— start of EXCERPTED RECORDS —

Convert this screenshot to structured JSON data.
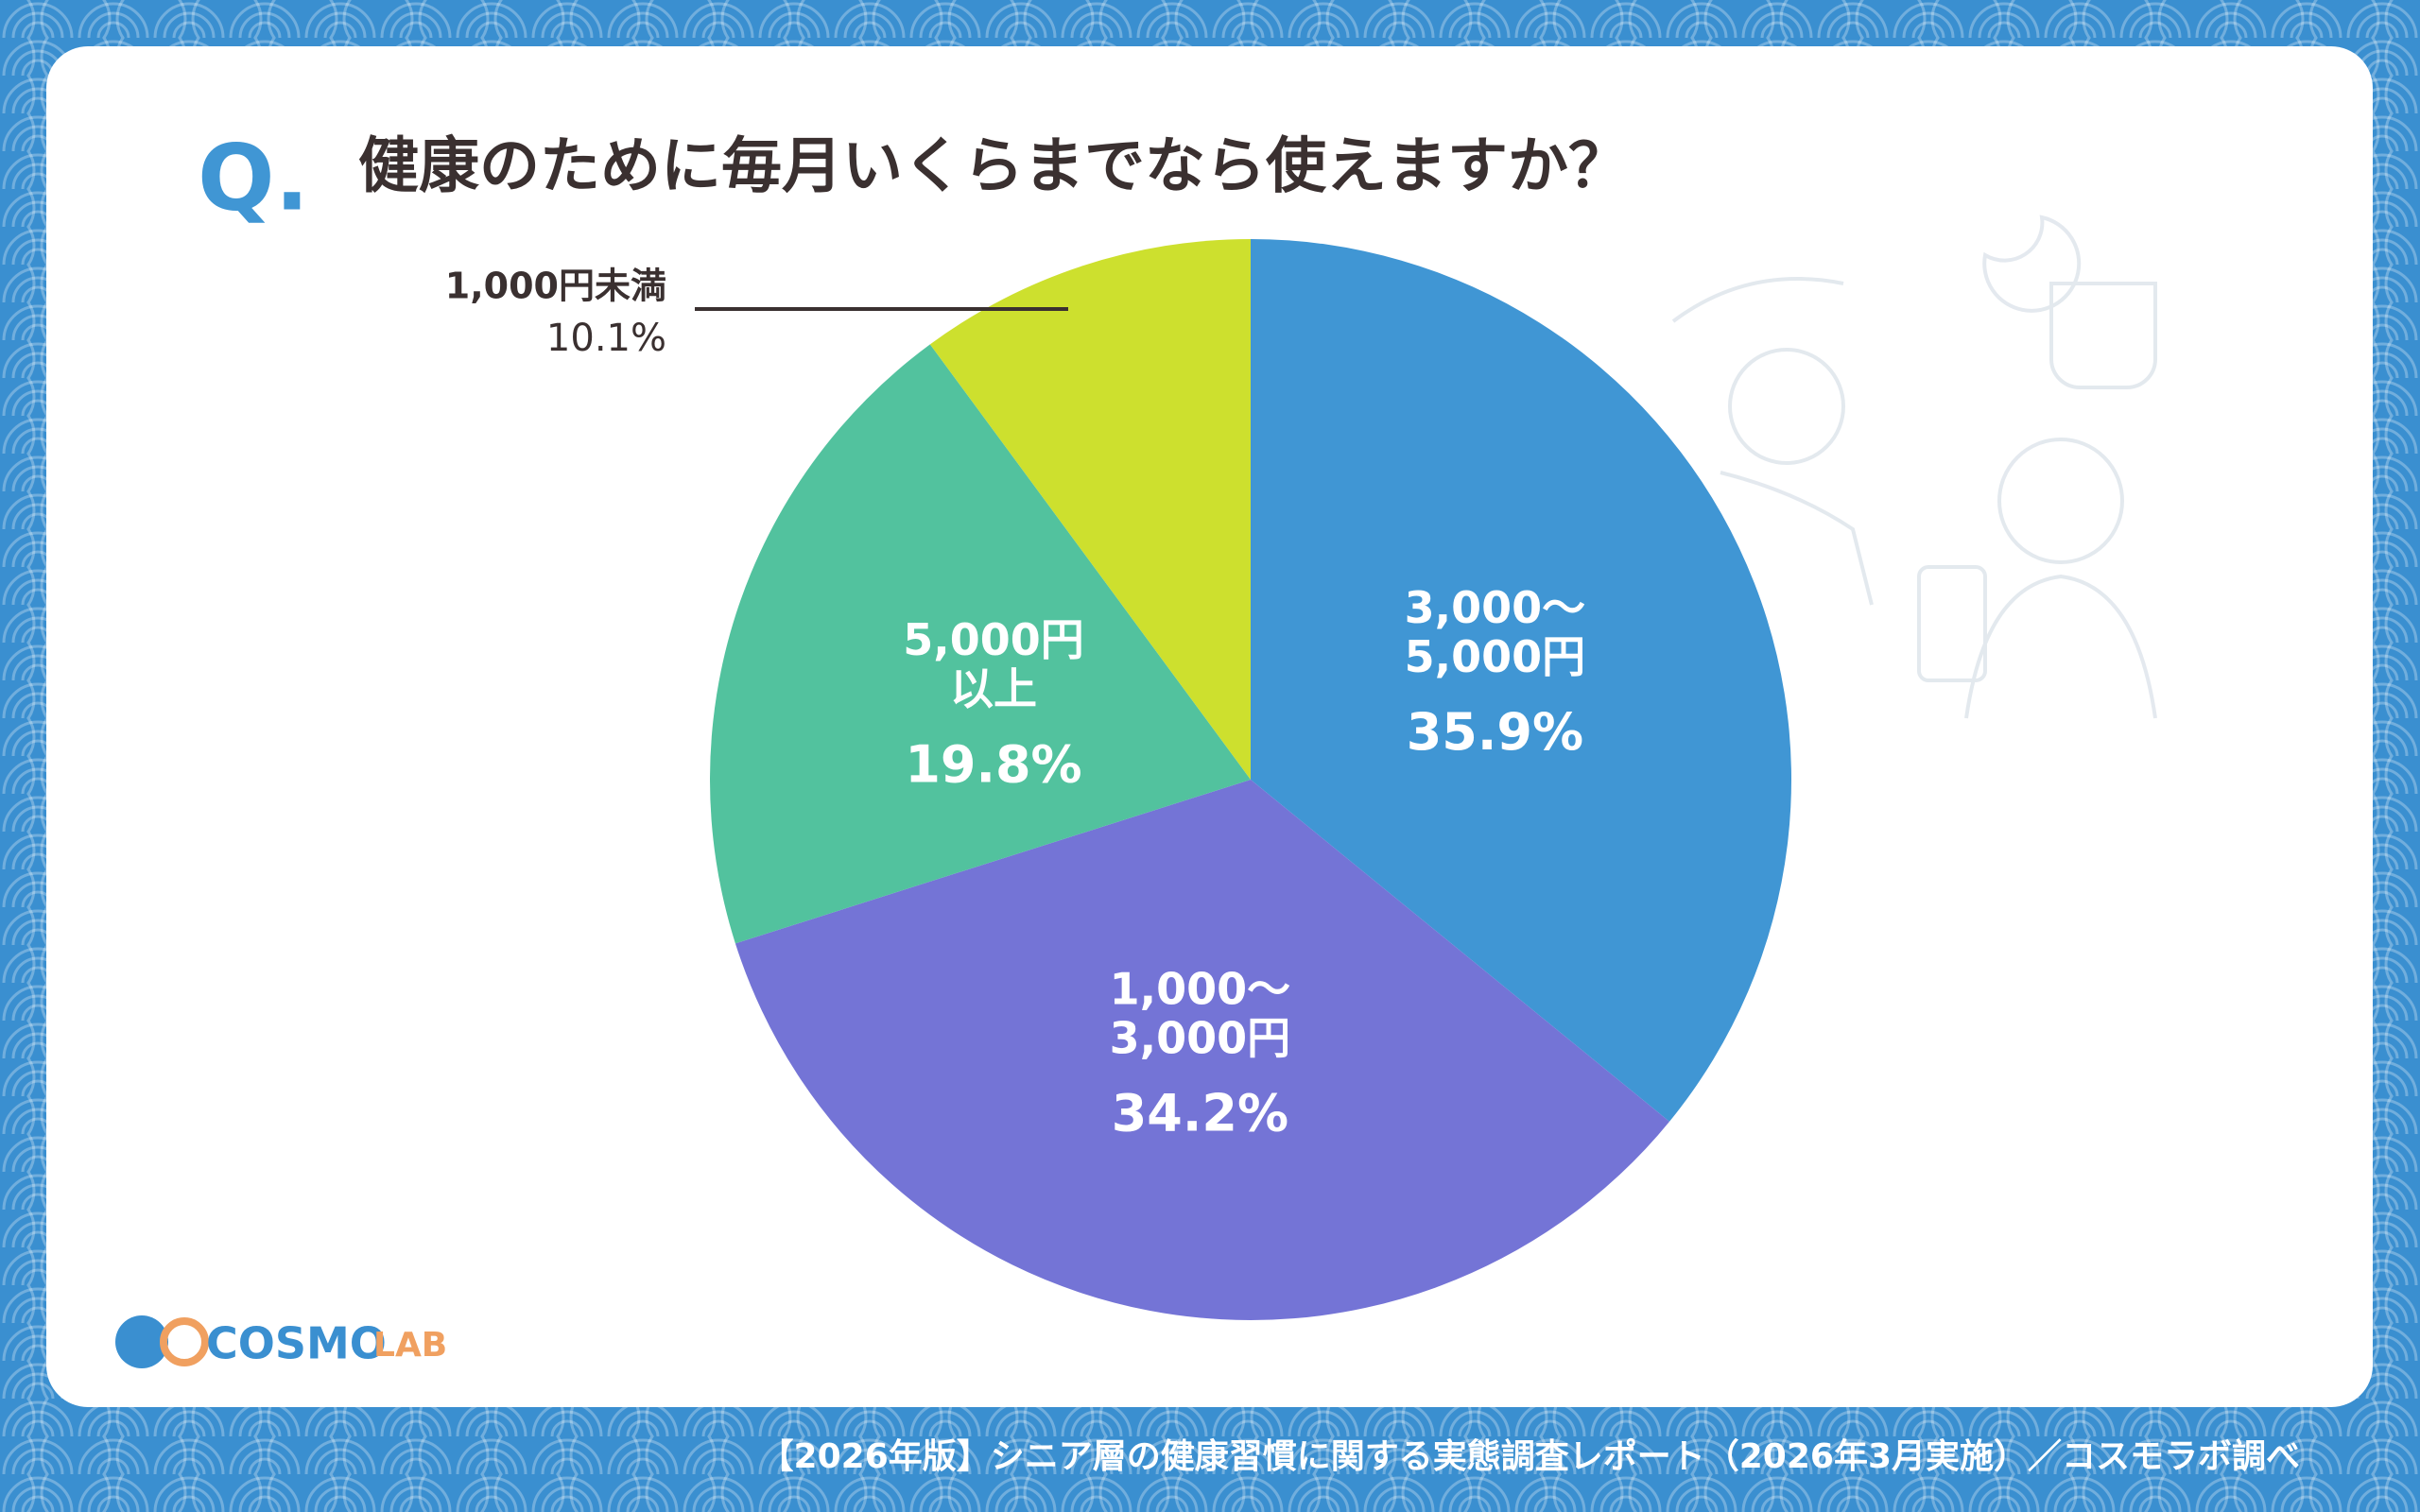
{
  "q_mark": "Q.",
  "chart_data": {
    "type": "pie",
    "title": "健康のために毎月いくらまでなら使えますか？",
    "categories": [
      [
        "3,000～",
        "5,000円"
      ],
      [
        "1,000～",
        "3,000円"
      ],
      [
        "5,000円",
        "以上"
      ],
      [
        "1,000円未満"
      ]
    ],
    "values": [
      35.9,
      34.2,
      19.8,
      10.1
    ],
    "value_labels": [
      "35.9%",
      "34.2%",
      "19.8%",
      "10.1%"
    ],
    "colors": [
      "#4096d4",
      "#7474d6",
      "#52c29e",
      "#cde02e"
    ]
  },
  "logo": {
    "main": "COSMO",
    "sub": "LAB"
  },
  "footer": "【2026年版】シニア層の健康習慣に関する実態調査レポート（2026年3月実施）／コスモラボ調べ"
}
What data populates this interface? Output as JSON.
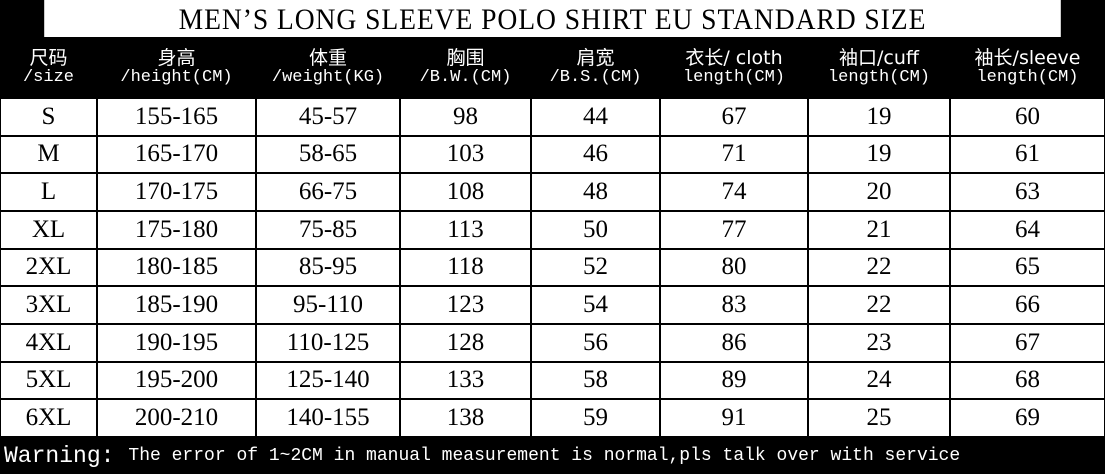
{
  "title": "MEN’S LONG SLEEVE POLO SHIRT EU STANDARD SIZE",
  "table": {
    "header": [
      [
        "尺码",
        "/size"
      ],
      [
        "身高",
        "/height(CM)"
      ],
      [
        "体重",
        "/weight(KG)"
      ],
      [
        "胸围",
        "/B.W.(CM)"
      ],
      [
        "肩宽",
        "/B.S.(CM)"
      ],
      [
        "衣长/ cloth",
        "length(CM)"
      ],
      [
        "袖口/cuff",
        "length(CM)"
      ],
      [
        "袖长/sleeve",
        "length(CM)"
      ]
    ],
    "rows": [
      [
        "S",
        "155-165",
        "45-57",
        "98",
        "44",
        "67",
        "19",
        "60"
      ],
      [
        "M",
        "165-170",
        "58-65",
        "103",
        "46",
        "71",
        "19",
        "61"
      ],
      [
        "L",
        "170-175",
        "66-75",
        "108",
        "48",
        "74",
        "20",
        "63"
      ],
      [
        "XL",
        "175-180",
        "75-85",
        "113",
        "50",
        "77",
        "21",
        "64"
      ],
      [
        "2XL",
        "180-185",
        "85-95",
        "118",
        "52",
        "80",
        "22",
        "65"
      ],
      [
        "3XL",
        "185-190",
        "95-110",
        "123",
        "54",
        "83",
        "22",
        "66"
      ],
      [
        "4XL",
        "190-195",
        "110-125",
        "128",
        "56",
        "86",
        "23",
        "67"
      ],
      [
        "5XL",
        "195-200",
        "125-140",
        "133",
        "58",
        "89",
        "24",
        "68"
      ],
      [
        "6XL",
        "200-210",
        "140-155",
        "138",
        "59",
        "91",
        "25",
        "69"
      ]
    ]
  },
  "footer": {
    "label": "Warning:",
    "text": "The error of 1~2CM in manual measurement is normal,pls talk over with service"
  }
}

— end of EXCERPTED RECORDS —

**SET EXERCISE:** Copy each line of the records that contains the word "JSON".

**SOLUTION BELOW:**
Convert this screenshot to structured JSON data.
What data populates this interface? Output as JSON.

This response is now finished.